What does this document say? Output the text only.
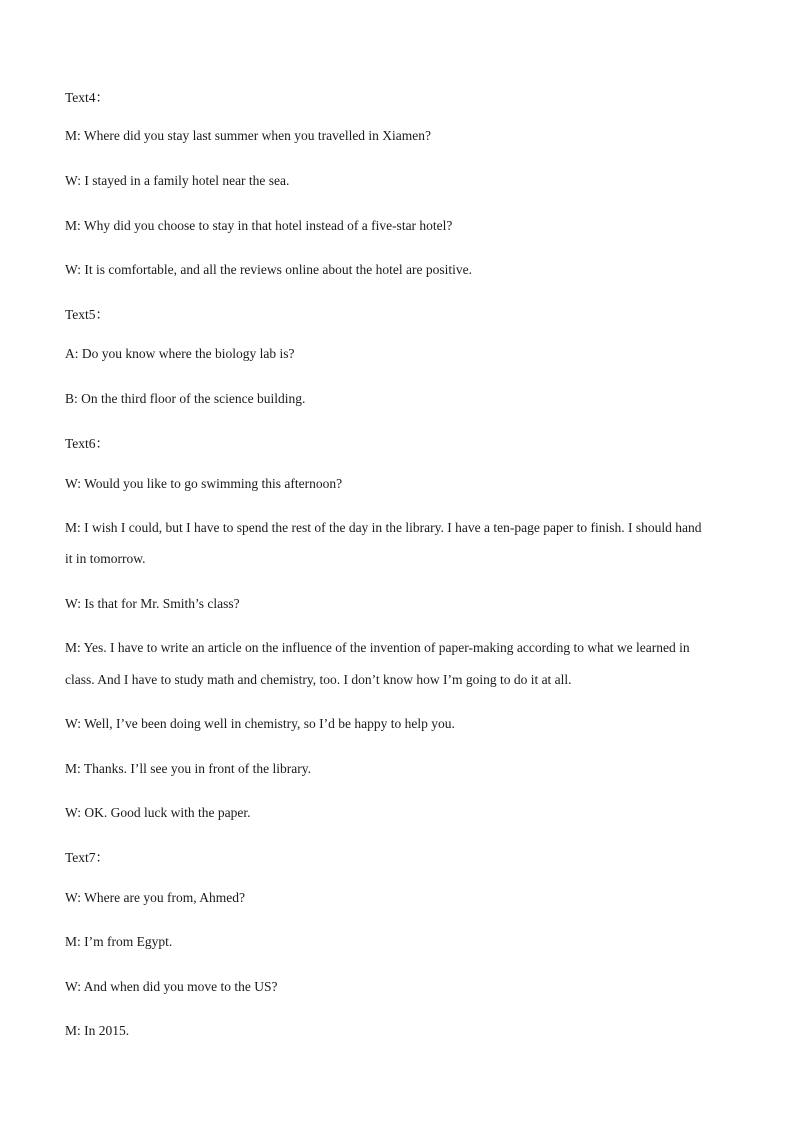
Text4：
M: Where did you stay last summer when you travelled in Xiamen?
W: I stayed in a family hotel near the sea.
M: Why did you choose to stay in that hotel instead of a five-star hotel?
W: It is comfortable, and all the reviews online about the hotel are positive.
Text5：
A: Do you know where the biology lab is?
B: On the third floor of the science building.
Text6：
W: Would you like to go swimming this afternoon?
M: I wish I could, but I have to spend the rest of the day in the library. I have a ten-page paper to finish. I should hand
it in tomorrow.
W: Is that for Mr. Smith’s class?
M: Yes. I have to write an article on the influence of the invention of paper-making according to what we learned in
class. And I have to study math and chemistry, too. I don’t know how I’m going to do it at all.
W: Well, I’ve been doing well in chemistry, so I’d be happy to help you.
M: Thanks. I’ll see you in front of the library.
W: OK. Good luck with the paper.
Text7：
W: Where are you from, Ahmed?
M: I’m from Egypt.
W: And when did you move to the US?
M: In 2015.
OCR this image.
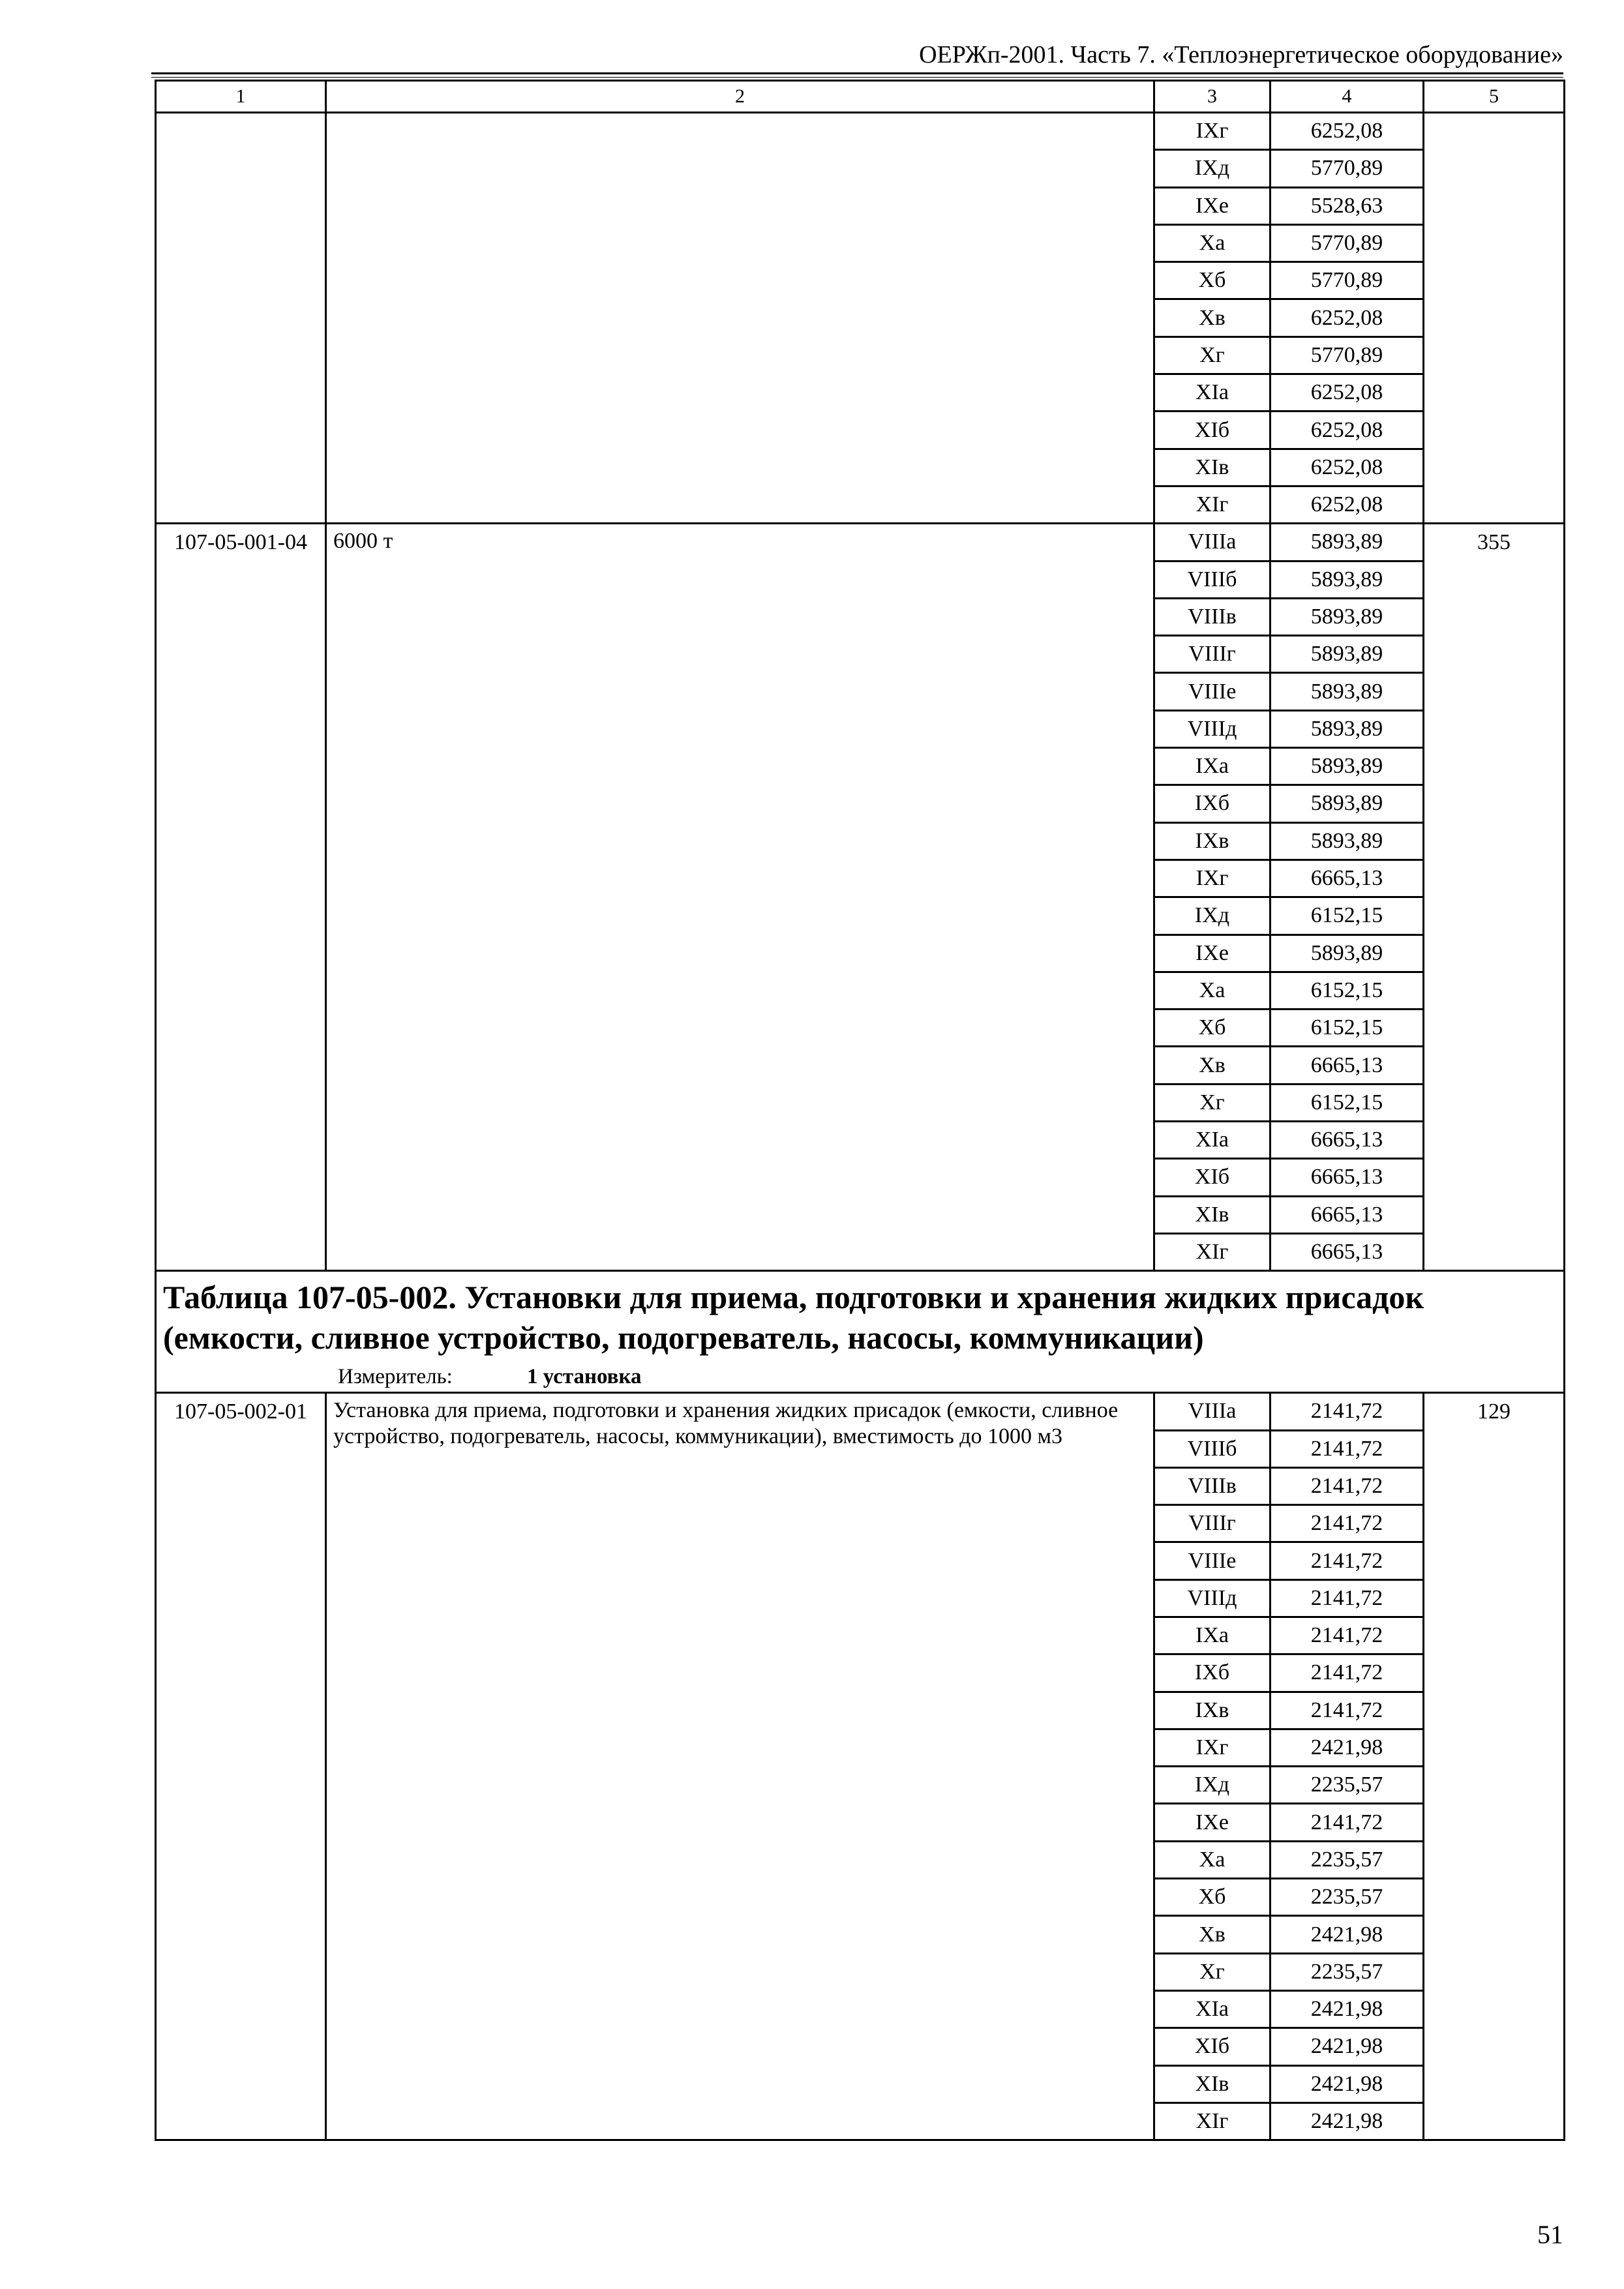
ОЕРЖп-2001. Часть 7. «Теплоэнергетическое оборудование»
1	2	3	4	5
		IXг	6252,08	
		IXд	5770,89	
		IXе	5528,63	
		Xа	5770,89	
		Xб	5770,89	
		Xв	6252,08	
		Xг	5770,89	
		XIа	6252,08	
		XIб	6252,08	
		XIв	6252,08	
		XIг	6252,08	
107-05-001-04	6000 т	VIIIа	5893,89	355
		VIIIб	5893,89	
		VIIIв	5893,89	
		VIIIг	5893,89	
		VIIIе	5893,89	
		VIIIд	5893,89	
		IXа	5893,89	
		IXб	5893,89	
		IXв	5893,89	
		IXг	6665,13	
		IXд	6152,15	
		IXе	5893,89	
		Xа	6152,15	
		Xб	6152,15	
		Xв	6665,13	
		Xг	6152,15	
		XIа	6665,13	
		XIб	6665,13	
		XIв	6665,13	
		XIг	6665,13	

Таблица 107-05-002. Установки для приема, подготовки и хранения жидких присадок (емкости, сливное устройство, подогреватель, насосы, коммуникации)
Измеритель: 1 установка				

107-05-002-01	Установка для приема, подготовки и хранения жидких присадок (емкости, сливное устройство, подогреватель, насосы, коммуникации), вместимость до 1000 м3	VIIIа	2141,72	129
		VIIIб	2141,72	
		VIIIв	2141,72	
		VIIIг	2141,72	
		VIIIе	2141,72	
		VIIIд	2141,72	
		IXа	2141,72	
		IXб	2141,72	
		IXв	2141,72	
		IXг	2421,98	
		IXд	2235,57	
		IXе	2141,72	
		Xа	2235,57	
		Xб	2235,57	
		Xв	2421,98	
		Xг	2235,57	
		XIа	2421,98	
		XIб	2421,98	
		XIв	2421,98	
		XIг	2421,98	
51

___

* [Stated task]
Using the listing above, show every line that includes the string "have".

* [Result]
M: I wish I could, but I have to spend the rest of the day in the library. I have a ten-page paper to finish. I should hand
M: Yes. I have to write an article on the influence of the invention of paper-making according to what we learned in
class. And I have to study math and chemistry, too. I don’t know how I’m going to do it at all.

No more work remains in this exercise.